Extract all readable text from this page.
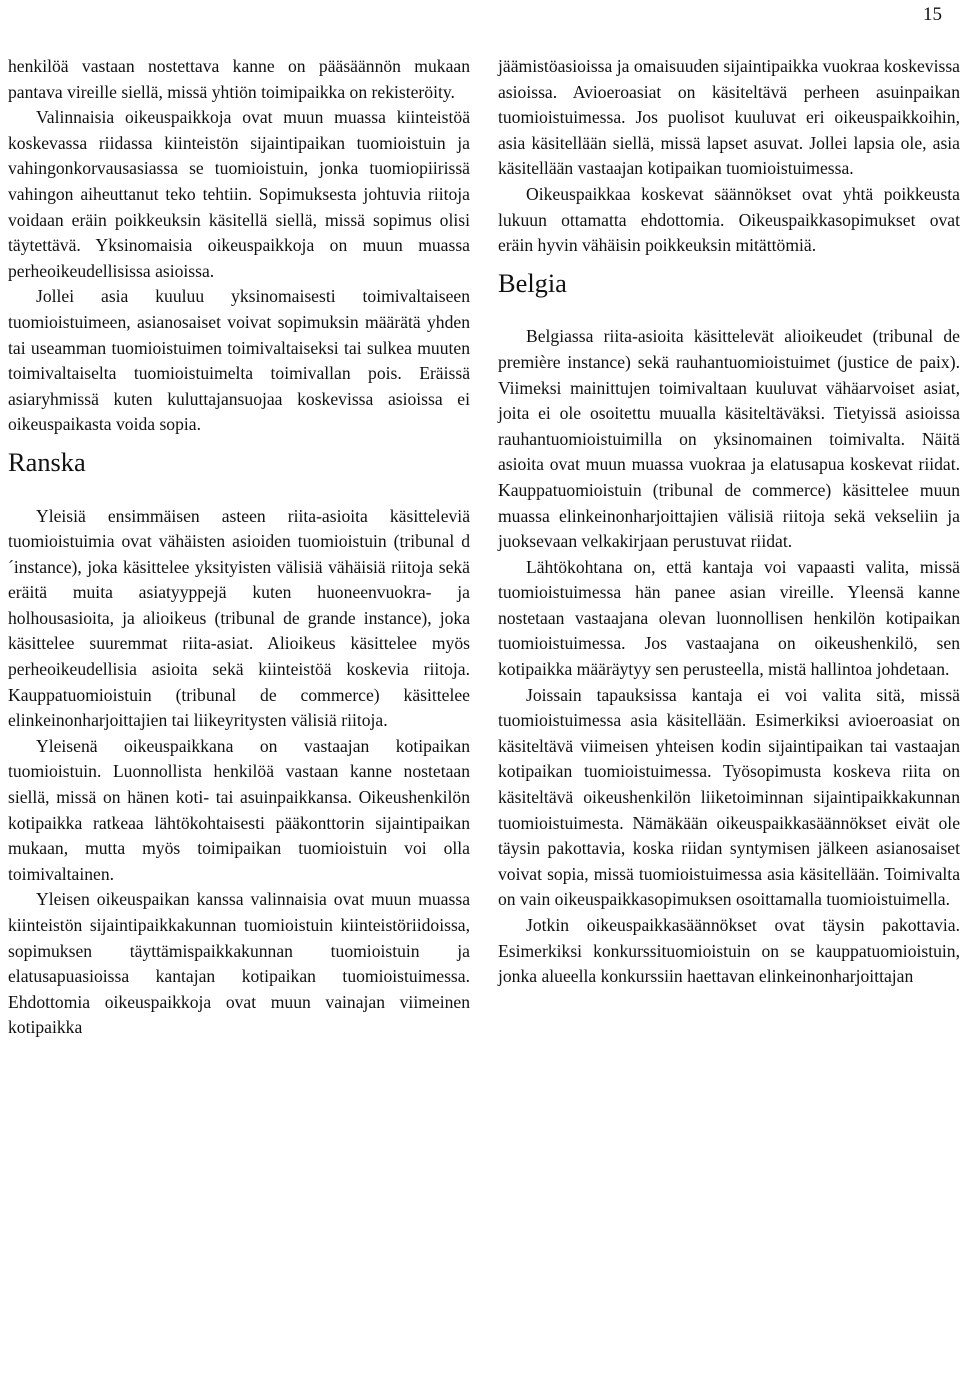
15

henkilöä vastaan nostettava kanne on pääsäännön mukaan pantava vireille siellä, missä yhtiön toimipaikka on rekisteröity.

Valinnaisia oikeuspaikkoja ovat muun muassa kiinteistöä koskevassa riidassa kiinteistön sijaintipaikan tuomioistuin ja vahingonkorvausasiassa se tuomioistuin, jonka tuomiopiirissä vahingon aiheuttanut teko tehtiin. Sopimuksesta johtuvia riitoja voidaan eräin poikkeuksin käsitellä siellä, missä sopimus olisi täytettävä. Yksinomaisia oikeuspaikkoja on muun muassa perheoikeudellisissa asioissa.

Jollei asia kuuluu yksinomaisesti toimivaltaiseen tuomioistuimeen, asianosaiset voivat sopimuksin määrätä yhden tai useamman tuomioistuimen toimivaltaiseksi tai sulkea muuten toimivaltaiselta tuomioistuimelta toimivallan pois. Eräissä asiaryhmissä kuten kuluttajansuojaa koskevissa asioissa ei oikeuspaikasta voida sopia.

Ranska

Yleisiä ensimmäisen asteen riita-asioita käsitteleviä tuomioistuimia ovat vähäisten asioiden tuomioistuin (tribunal d´instance), joka käsittelee yksityisten välisiä vähäisiä riitoja sekä eräitä muita asiatyyppejä kuten huoneenvuokra- ja holhousasioita, ja alioikeus (tribunal de grande instance), joka käsittelee suuremmat riita-asiat. Alioikeus käsittelee myös perheoikeudellisia asioita sekä kiinteistöä koskevia riitoja. Kauppatuomioistuin (tribunal de commerce) käsittelee elinkeinonharjoittajien tai liikeyritysten välisiä riitoja.

Yleisenä oikeuspaikkana on vastaajan kotipaikan tuomioistuin. Luonnollista henkilöä vastaan kanne nostetaan siellä, missä on hänen koti- tai asuinpaikkansa. Oikeushenkilön kotipaikka ratkeaa lähtökohtaisesti pääkonttorin sijaintipaikan mukaan, mutta myös toimipaikan tuomioistuin voi olla toimivaltainen.

Yleisen oikeuspaikan kanssa valinnaisia ovat muun muassa kiinteistön sijaintipaikkakunnan tuomioistuin kiinteistöriidoissa, sopimuksen täyttämispaikkakunnan tuomioistuin ja elatusapuasioissa kantajan kotipaikan tuomioistuimessa. Ehdottomia oikeuspaikkoja ovat muun vainajan viimeinen kotipaikka

jäämistöasioissa ja omaisuuden sijaintipaikka vuokraa koskevissa asioissa. Avioeroasiat on käsiteltävä perheen asuinpaikan tuomioistuimessa. Jos puolisot kuuluvat eri oikeuspaikkoihin, asia käsitellään siellä, missä lapset asuvat. Jollei lapsia ole, asia käsitellään vastaajan kotipaikan tuomioistuimessa.

Oikeuspaikkaa koskevat säännökset ovat yhtä poikkeusta lukuun ottamatta ehdottomia. Oikeuspaikkasopimukset ovat eräin hyvin vähäisin poikkeuksin mitättömiä.

Belgia

Belgiassa riita-asioita käsittelevät alioikeudet (tribunal de première instance) sekä rauhantuomioistuimet (justice de paix). Viimeksi mainittujen toimivaltaan kuuluvat vähäarvoiset asiat, joita ei ole osoitettu muualla käsiteltäväksi. Tietyissä asioissa rauhantuomioistuimilla on yksinomainen toimivalta. Näitä asioita ovat muun muassa vuokraa ja elatusapua koskevat riidat. Kauppatuomioistuin (tribunal de commerce) käsittelee muun muassa elinkeinonharjoittajien välisiä riitoja sekä vekseliin ja juoksevaan velkakirjaan perustuvat riidat.

Lähtökohtana on, että kantaja voi vapaasti valita, missä tuomioistuimessa hän panee asian vireille. Yleensä kanne nostetaan vastaajana olevan luonnollisen henkilön kotipaikan tuomioistuimessa. Jos vastaajana on oikeushenkilö, sen kotipaikka määräytyy sen perusteella, mistä hallintoa johdetaan.

Joissain tapauksissa kantaja ei voi valita sitä, missä tuomioistuimessa asia käsitellään. Esimerkiksi avioeroasiat on käsiteltävä viimeisen yhteisen kodin sijaintipaikan tai vastaajan kotipaikan tuomioistuimessa. Työsopimusta koskeva riita on käsiteltävä oikeushenkilön liiketoiminnan sijaintipaikkakunnan tuomioistuimesta. Nämäkään oikeuspaikkasäännökset eivät ole täysin pakottavia, koska riidan syntymisen jälkeen asianosaiset voivat sopia, missä tuomioistuimessa asia käsitellään. Toimivalta on vain oikeuspaikkasopimuksen osoittamalla tuomioistuimella.

Jotkin oikeuspaikkasäännökset ovat täysin pakottavia. Esimerkiksi konkurssituomioistuin on se kauppatuomioistuin, jonka alueella konkurssiin haettavan elinkeinonharjoittajan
------------------------------------------------------------------------
# INSTRUCTIONS FOR THE TASK:
Every record is to be reproduced exactly, with no pictures included.

# EXERCISE RESPONSE:
Extract all readable text from this page.
15

henkilöä vastaan nostettava kanne on pääsäännön mukaan pantava vireille siellä, missä yhtiön toimipaikka on rekisteröity.

Valinnaisia oikeuspaikkoja ovat muun muassa kiinteistöä koskevassa riidassa kiinteistön sijaintipaikan tuomioistuin ja vahingonkorvausasiassa se tuomioistuin, jonka tuomiopiirissä vahingon aiheuttanut teko tehtiin. Sopimuksesta johtuvia riitoja voidaan eräin poikkeuksin käsitellä siellä, missä sopimus olisi täytettävä. Yksinomaisia oikeuspaikkoja on muun muassa perheoikeudellisissa asioissa.

Jollei asia kuuluu yksinomaisesti toimivaltaiseen tuomioistuimeen, asianosaiset voivat sopimuksin määrätä yhden tai useamman tuomioistuimen toimivaltaiseksi tai sulkea muuten toimivaltaiselta tuomioistuimelta toimivallan pois. Eräissä asiaryhmissä kuten kuluttajansuojaa koskevissa asioissa ei oikeuspaikasta voida sopia.

Ranska

Yleisiä ensimmäisen asteen riita-asioita käsitteleviä tuomioistuimia ovat vähäisten asioiden tuomioistuin (tribunal d´instance), joka käsittelee yksityisten välisiä vähäisiä riitoja sekä eräitä muita asiatyyppejä kuten huoneenvuokra- ja holhousasioita, ja alioikeus (tribunal de grande instance), joka käsittelee suuremmat riita-asiat. Alioikeus käsittelee myös perheoikeudellisia asioita sekä kiinteistöä koskevia riitoja. Kauppatuomioistuin (tribunal de commerce) käsittelee elinkeinonharjoittajien tai liikeyritysten välisiä riitoja.

Yleisenä oikeuspaikkana on vastaajan kotipaikan tuomioistuin. Luonnollista henkilöä vastaan kanne nostetaan siellä, missä on hänen koti- tai asuinpaikkansa. Oikeushenkilön kotipaikka ratkeaa lähtökohtaisesti pääkonttorin sijaintipaikan mukaan, mutta myös toimipaikan tuomioistuin voi olla toimivaltainen.

Yleisen oikeuspaikan kanssa valinnaisia ovat muun muassa kiinteistön sijaintipaikkakunnan tuomioistuin kiinteistöriidoissa, sopimuksen täyttämispaikkakunnan tuomioistuin ja elatusapuasioissa kantajan kotipaikan tuomioistuimessa. Ehdottomia oikeuspaikkoja ovat muun vainajan viimeinen kotipaikka

jäämistöasioissa ja omaisuuden sijaintipaikka vuokraa koskevissa asioissa. Avioeroasiat on käsiteltävä perheen asuinpaikan tuomioistuimessa. Jos puolisot kuuluvat eri oikeuspaikkoihin, asia käsitellään siellä, missä lapset asuvat. Jollei lapsia ole, asia käsitellään vastaajan kotipaikan tuomioistuimessa.

Oikeuspaikkaa koskevat säännökset ovat yhtä poikkeusta lukuun ottamatta ehdottomia. Oikeuspaikkasopimukset ovat eräin hyvin vähäisin poikkeuksin mitättömiä.

Belgia

Belgiassa riita-asioita käsittelevät alioikeudet (tribunal de première instance) sekä rauhantuomioistuimet (justice de paix). Viimeksi mainittujen toimivaltaan kuuluvat vähäarvoiset asiat, joita ei ole osoitettu muualla käsiteltäväksi. Tietyissä asioissa rauhantuomioistuimilla on yksinomainen toimivalta. Näitä asioita ovat muun muassa vuokraa ja elatusapua koskevat riidat. Kauppatuomioistuin (tribunal de commerce) käsittelee muun muassa elinkeinonharjoittajien välisiä riitoja sekä vekseliin ja juoksevaan velkakirjaan perustuvat riidat.

Lähtökohtana on, että kantaja voi vapaasti valita, missä tuomioistuimessa hän panee asian vireille. Yleensä kanne nostetaan vastaajana olevan luonnollisen henkilön kotipaikan tuomioistuimessa. Jos vastaajana on oikeushenkilö, sen kotipaikka määräytyy sen perusteella, mistä hallintoa johdetaan.

Joissain tapauksissa kantaja ei voi valita sitä, missä tuomioistuimessa asia käsitellään. Esimerkiksi avioeroasiat on käsiteltävä viimeisen yhteisen kodin sijaintipaikan tai vastaajan kotipaikan tuomioistuimessa. Työsopimusta koskeva riita on käsiteltävä oikeushenkilön liiketoiminnan sijaintipaikkakunnan tuomioistuimesta. Nämäkään oikeuspaikkasäännökset eivät ole täysin pakottavia, koska riidan syntymisen jälkeen asianosaiset voivat sopia, missä tuomioistuimessa asia käsitellään. Toimivalta on vain oikeuspaikkasopimuksen osoittamalla tuomioistuimella.

Jotkin oikeuspaikkasäännökset ovat täysin pakottavia. Esimerkiksi konkurssituomioistuin on se kauppatuomioistuin, jonka alueella konkurssiin haettavan elinkeinonharjoittajan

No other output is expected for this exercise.